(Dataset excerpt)
<<<<
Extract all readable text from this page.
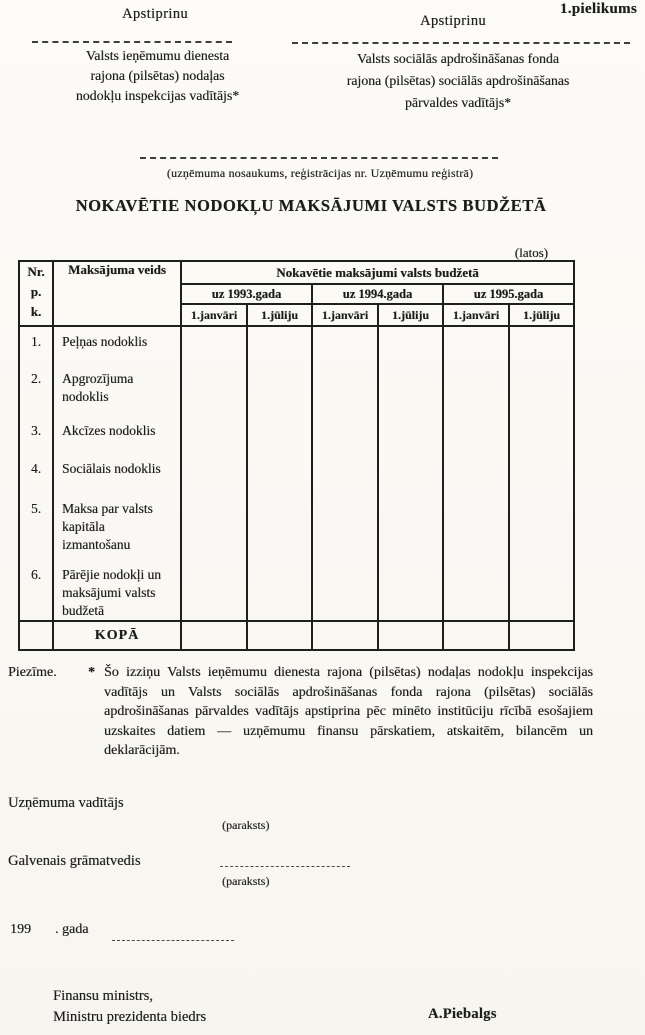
Apstiprinu	Apstiprinu
1.pielikums
Valsts ieņēmumu dienesta
rajona (pilsētas) nodaļas
nodokļu inspekcijas vadītājs*
Valsts sociālās apdrošināšanas fonda
rajona (pilsētas) sociālās apdrošināšanas
pārvaldes vadītājs*
(uzņēmuma nosaukums, reģistrācijas nr. Uzņēmumu reģistrā)
NOKAVĒTIE NODOKĻU MAKSĀJUMI VALSTS BUDŽETĀ
(latos)
Nr.
p.
k.	Maksājuma veids	Nokavētie maksājumi valsts budžetā					
		uz 1993.gada		uz 1994.gada		uz 1995.gada	
		1.janvāri	1.jūliju	1.janvāri	1.jūliju	1.janvāri	1.jūliju
1.	Peļņas nodoklis						
2.	Apgrozījuma nodoklis						
3.	Akcīzes nodoklis						
4.	Sociālais nodoklis						
5.	Maksa par valsts kapitāla izmantošanu						
6.	Pārējie nodokļi un maksājumi valsts budžetā						
	KOPĀ						
Piezīme.	* Šo izziņu Valsts ieņēmumu dienesta rajona (pilsētas) nodaļas nodokļu inspekcijas vadītājs un Valsts sociālās apdrošināšanas fonda rajona (pilsētas) sociālās apdrošināšanas pārvaldes vadītājs apstiprina pēc minēto institūciju rīcībā esošajiem uzskaites datiem — uzņēmumu finansu pārskatiem, atskaitēm, bilancēm un deklarācijām.
Uzņēmuma vadītājs
(paraksts)
Galvenais grāmatvedis
(paraksts)
199 . gada
Finansu ministrs,
Ministru prezidenta biedrs	A.Piebalgs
>>>>
▶ [Exercise directions] Your task is to set down the records shown above exactly, minus any pictures.

▶ [Correct answer]
Extract all readable text from this page.
Apstiprinu	Apstiprinu
1.pielikums
Valsts ieņēmumu dienesta
rajona (pilsētas) nodaļas
nodokļu inspekcijas vadītājs*
Valsts sociālās apdrošināšanas fonda
rajona (pilsētas) sociālās apdrošināšanas
pārvaldes vadītājs*
(uzņēmuma nosaukums, reģistrācijas nr. Uzņēmumu reģistrā)
NOKAVĒTIE NODOKĻU MAKSĀJUMI VALSTS BUDŽETĀ
(latos)
Nr.
p.
k.	Maksājuma veids	Nokavētie maksājumi valsts budžetā					
		uz 1993.gada		uz 1994.gada		uz 1995.gada	
		1.janvāri	1.jūliju	1.janvāri	1.jūliju	1.janvāri	1.jūliju
1.	Peļņas nodoklis						
2.	Apgrozījuma nodoklis						
3.	Akcīzes nodoklis						
4.	Sociālais nodoklis						
5.	Maksa par valsts kapitāla izmantošanu						
6.	Pārējie nodokļi un maksājumi valsts budžetā						
	KOPĀ						
Piezīme.	* Šo izziņu Valsts ieņēmumu dienesta rajona (pilsētas) nodaļas nodokļu inspekcijas vadītājs un Valsts sociālās apdrošināšanas fonda rajona (pilsētas) sociālās apdrošināšanas pārvaldes vadītājs apstiprina pēc minēto institūciju rīcībā esošajiem uzskaites datiem — uzņēmumu finansu pārskatiem, atskaitēm, bilancēm un deklarācijām.
Uzņēmuma vadītājs
(paraksts)
Galvenais grāmatvedis
(paraksts)
199 . gada
Finansu ministrs,
Ministru prezidenta biedrs	A.Piebalgs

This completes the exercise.